## WORK INSTRUCTIONS
Your task is to gather the lines below that hold the string "answer".

## RECORD SET
____________________
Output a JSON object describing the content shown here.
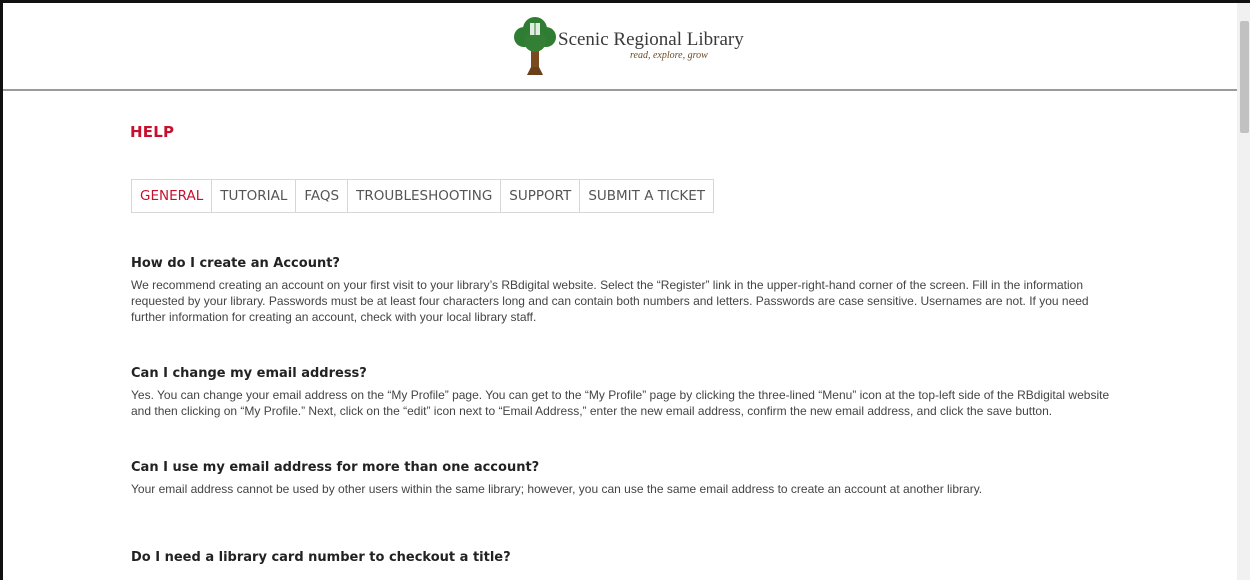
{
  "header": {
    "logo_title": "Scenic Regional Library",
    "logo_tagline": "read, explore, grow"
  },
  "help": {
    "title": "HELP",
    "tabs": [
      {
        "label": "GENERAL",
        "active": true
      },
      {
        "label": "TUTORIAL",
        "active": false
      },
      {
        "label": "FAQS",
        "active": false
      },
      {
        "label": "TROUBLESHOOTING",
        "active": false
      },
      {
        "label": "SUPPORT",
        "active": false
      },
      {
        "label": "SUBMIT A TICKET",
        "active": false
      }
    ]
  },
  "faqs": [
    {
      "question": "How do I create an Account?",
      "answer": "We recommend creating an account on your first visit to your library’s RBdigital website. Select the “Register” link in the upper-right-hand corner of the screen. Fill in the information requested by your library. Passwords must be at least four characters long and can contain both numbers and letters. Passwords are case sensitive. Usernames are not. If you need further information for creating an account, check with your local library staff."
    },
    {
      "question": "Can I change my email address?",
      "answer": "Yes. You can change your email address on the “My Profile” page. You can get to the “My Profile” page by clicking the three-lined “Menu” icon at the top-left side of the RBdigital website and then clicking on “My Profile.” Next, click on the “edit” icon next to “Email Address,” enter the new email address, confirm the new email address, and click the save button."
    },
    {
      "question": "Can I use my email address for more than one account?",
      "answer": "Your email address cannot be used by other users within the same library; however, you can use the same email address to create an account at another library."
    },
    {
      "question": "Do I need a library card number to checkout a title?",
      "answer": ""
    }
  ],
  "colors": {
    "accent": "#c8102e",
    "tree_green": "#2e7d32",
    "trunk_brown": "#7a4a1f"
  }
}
____________________
## EXERCISE SOLUTION
      "answer": "We recommend creating an account on your first visit to your library’s RBdigital website. Select the “Register” link in the upper-right-hand corner of the screen. Fill in the information requested by your library. Passwords must be at least four characters long and can contain both numbers and letters. Passwords are case sensitive. Usernames are not. If you need further information for creating an account, check with your local library staff."
      "answer": "Yes. You can change your email address on the “My Profile” page. You can get to the “My Profile” page by clicking the three-lined “Menu” icon at the top-left side of the RBdigital website and then clicking on “My Profile.” Next, click on the “edit” icon next to “Email Address,” enter the new email address, confirm the new email address, and click the save button."
      "answer": "Your email address cannot be used by other users within the same library; however, you can use the same email address to create an account at another library."
      "answer": ""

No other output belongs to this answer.